Gather all lines from the material that contain the word "Alinear".

=== Listing ===

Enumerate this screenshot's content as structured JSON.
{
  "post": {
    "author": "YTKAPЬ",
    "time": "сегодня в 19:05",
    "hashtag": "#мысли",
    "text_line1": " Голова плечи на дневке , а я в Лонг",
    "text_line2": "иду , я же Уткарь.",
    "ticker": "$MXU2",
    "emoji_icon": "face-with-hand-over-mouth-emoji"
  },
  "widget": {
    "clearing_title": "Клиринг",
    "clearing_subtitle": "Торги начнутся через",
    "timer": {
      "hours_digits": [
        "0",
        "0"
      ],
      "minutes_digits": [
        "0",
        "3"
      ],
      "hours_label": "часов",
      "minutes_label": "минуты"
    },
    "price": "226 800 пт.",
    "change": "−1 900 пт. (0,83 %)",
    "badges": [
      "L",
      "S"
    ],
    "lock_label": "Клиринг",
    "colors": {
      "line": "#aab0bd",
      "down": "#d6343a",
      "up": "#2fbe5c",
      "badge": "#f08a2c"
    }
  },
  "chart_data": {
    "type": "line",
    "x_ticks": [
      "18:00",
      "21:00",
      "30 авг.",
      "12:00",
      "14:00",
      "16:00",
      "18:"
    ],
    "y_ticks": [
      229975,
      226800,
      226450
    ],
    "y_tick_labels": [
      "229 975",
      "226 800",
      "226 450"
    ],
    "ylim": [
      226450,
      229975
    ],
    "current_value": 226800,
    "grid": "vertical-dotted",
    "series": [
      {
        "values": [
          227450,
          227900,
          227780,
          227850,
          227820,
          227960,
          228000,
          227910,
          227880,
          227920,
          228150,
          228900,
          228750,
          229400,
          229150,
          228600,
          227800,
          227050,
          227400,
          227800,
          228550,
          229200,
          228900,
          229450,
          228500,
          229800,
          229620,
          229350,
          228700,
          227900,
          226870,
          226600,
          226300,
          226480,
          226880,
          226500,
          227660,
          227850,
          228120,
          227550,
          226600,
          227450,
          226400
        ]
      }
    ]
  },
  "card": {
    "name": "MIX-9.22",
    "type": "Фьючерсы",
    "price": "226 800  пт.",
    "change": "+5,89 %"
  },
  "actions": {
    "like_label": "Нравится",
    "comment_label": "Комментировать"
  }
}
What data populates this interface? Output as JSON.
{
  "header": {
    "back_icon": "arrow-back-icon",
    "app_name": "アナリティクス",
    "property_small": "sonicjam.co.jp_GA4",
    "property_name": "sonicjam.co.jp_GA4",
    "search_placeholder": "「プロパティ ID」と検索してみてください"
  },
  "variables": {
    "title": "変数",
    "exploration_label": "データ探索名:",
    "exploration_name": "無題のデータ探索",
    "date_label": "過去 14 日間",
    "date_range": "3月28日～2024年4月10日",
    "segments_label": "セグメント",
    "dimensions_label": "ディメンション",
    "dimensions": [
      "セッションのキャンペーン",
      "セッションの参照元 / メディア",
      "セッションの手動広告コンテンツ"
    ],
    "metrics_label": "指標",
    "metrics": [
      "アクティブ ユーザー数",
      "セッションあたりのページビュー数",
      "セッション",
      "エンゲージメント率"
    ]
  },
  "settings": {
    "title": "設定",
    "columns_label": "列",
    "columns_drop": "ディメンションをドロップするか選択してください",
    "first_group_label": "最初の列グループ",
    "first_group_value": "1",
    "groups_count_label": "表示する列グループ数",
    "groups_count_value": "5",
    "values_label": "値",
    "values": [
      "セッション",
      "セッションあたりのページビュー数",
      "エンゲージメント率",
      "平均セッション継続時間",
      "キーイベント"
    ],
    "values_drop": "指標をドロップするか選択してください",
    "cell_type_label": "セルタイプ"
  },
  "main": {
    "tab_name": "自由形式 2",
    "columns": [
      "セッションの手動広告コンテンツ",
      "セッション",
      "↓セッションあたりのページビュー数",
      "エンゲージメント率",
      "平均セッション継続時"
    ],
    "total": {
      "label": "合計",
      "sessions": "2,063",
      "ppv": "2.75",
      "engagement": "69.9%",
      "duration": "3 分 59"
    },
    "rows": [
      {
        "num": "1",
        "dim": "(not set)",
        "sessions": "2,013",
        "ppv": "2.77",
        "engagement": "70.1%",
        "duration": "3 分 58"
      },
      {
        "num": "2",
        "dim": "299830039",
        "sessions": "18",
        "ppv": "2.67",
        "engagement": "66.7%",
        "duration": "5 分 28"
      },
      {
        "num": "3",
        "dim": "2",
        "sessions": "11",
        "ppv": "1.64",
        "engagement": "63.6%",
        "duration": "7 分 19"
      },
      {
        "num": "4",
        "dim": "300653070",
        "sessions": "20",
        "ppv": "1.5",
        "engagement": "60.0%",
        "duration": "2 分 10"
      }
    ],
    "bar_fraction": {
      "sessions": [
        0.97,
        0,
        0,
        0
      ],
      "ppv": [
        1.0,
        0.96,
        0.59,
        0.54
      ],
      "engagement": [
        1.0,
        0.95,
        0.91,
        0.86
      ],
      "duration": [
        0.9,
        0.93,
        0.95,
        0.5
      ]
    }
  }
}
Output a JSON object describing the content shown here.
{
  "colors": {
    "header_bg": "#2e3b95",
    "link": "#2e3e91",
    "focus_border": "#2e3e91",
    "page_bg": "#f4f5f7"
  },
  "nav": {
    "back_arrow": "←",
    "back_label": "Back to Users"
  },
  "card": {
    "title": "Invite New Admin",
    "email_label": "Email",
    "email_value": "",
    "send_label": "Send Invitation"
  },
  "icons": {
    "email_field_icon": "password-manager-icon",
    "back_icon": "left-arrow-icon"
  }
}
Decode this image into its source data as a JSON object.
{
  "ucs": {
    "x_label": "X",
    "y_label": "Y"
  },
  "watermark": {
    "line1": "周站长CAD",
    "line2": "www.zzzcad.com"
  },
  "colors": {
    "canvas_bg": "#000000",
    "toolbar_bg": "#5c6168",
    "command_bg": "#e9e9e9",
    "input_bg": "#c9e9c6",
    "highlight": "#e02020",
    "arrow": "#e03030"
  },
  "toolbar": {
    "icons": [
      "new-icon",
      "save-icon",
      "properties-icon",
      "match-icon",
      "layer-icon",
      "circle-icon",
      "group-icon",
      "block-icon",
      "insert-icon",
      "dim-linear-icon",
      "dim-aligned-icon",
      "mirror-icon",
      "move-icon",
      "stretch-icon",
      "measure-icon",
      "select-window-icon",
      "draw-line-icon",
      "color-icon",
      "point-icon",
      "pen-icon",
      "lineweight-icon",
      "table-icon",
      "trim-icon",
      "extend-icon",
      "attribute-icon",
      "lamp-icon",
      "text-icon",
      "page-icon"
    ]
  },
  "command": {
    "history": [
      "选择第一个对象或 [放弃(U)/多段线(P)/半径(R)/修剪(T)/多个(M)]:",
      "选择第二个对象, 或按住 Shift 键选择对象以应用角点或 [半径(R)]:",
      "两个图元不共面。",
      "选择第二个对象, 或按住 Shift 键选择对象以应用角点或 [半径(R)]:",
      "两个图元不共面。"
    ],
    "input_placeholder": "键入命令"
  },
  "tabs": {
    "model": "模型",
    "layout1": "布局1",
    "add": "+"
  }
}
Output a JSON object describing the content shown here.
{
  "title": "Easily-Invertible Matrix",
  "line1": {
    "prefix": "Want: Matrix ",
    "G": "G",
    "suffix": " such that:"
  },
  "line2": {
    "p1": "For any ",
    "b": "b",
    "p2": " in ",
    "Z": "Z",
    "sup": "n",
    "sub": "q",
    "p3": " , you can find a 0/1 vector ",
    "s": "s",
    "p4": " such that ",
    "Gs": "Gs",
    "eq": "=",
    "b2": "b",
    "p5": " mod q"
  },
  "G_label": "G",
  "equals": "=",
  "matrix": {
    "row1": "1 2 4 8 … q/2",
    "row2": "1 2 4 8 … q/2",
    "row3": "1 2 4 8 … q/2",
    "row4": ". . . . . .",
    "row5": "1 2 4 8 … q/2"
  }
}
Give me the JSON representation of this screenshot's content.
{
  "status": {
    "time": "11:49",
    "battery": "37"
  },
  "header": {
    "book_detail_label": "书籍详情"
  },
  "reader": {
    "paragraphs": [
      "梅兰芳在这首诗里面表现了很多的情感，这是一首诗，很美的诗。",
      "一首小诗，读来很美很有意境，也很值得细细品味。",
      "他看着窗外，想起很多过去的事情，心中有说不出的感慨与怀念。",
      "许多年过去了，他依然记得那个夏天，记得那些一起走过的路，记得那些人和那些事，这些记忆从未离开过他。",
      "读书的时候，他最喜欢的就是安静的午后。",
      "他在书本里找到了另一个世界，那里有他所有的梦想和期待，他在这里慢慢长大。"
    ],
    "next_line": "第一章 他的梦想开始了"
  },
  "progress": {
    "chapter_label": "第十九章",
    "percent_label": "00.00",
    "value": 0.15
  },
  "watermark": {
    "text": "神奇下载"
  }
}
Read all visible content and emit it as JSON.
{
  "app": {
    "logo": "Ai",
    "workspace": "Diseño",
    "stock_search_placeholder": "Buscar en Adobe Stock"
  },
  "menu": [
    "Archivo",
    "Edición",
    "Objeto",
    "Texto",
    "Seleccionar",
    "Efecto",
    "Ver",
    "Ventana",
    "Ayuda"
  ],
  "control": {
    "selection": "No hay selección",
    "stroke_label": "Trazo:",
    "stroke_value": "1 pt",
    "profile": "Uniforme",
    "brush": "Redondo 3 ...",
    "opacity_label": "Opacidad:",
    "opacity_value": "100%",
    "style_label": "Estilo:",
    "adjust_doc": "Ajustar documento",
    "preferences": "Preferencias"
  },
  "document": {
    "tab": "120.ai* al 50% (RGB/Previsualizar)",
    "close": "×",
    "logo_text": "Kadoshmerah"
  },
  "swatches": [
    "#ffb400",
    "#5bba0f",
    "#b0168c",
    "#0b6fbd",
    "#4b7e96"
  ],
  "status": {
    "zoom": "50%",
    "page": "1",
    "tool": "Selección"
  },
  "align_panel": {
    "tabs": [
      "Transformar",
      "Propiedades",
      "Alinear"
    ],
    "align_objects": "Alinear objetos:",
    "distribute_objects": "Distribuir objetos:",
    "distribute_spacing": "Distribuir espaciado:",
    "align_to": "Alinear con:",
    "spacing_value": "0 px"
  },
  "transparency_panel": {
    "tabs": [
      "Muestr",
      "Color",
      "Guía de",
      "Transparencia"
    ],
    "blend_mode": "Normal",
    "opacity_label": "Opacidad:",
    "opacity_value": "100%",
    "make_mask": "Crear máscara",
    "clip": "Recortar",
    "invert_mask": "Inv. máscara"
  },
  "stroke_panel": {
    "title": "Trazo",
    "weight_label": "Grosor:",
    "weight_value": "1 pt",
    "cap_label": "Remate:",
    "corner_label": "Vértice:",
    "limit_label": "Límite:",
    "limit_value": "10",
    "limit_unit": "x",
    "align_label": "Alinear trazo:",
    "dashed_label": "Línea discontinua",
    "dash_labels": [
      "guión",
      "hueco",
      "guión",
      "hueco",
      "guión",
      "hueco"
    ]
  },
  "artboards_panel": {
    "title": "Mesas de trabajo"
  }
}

===

• _Expected answer_
      "Alinear"
    "align_objects": "Alinear objetos:",
    "align_to": "Alinear con:",
    "align_label": "Alinear trazo:",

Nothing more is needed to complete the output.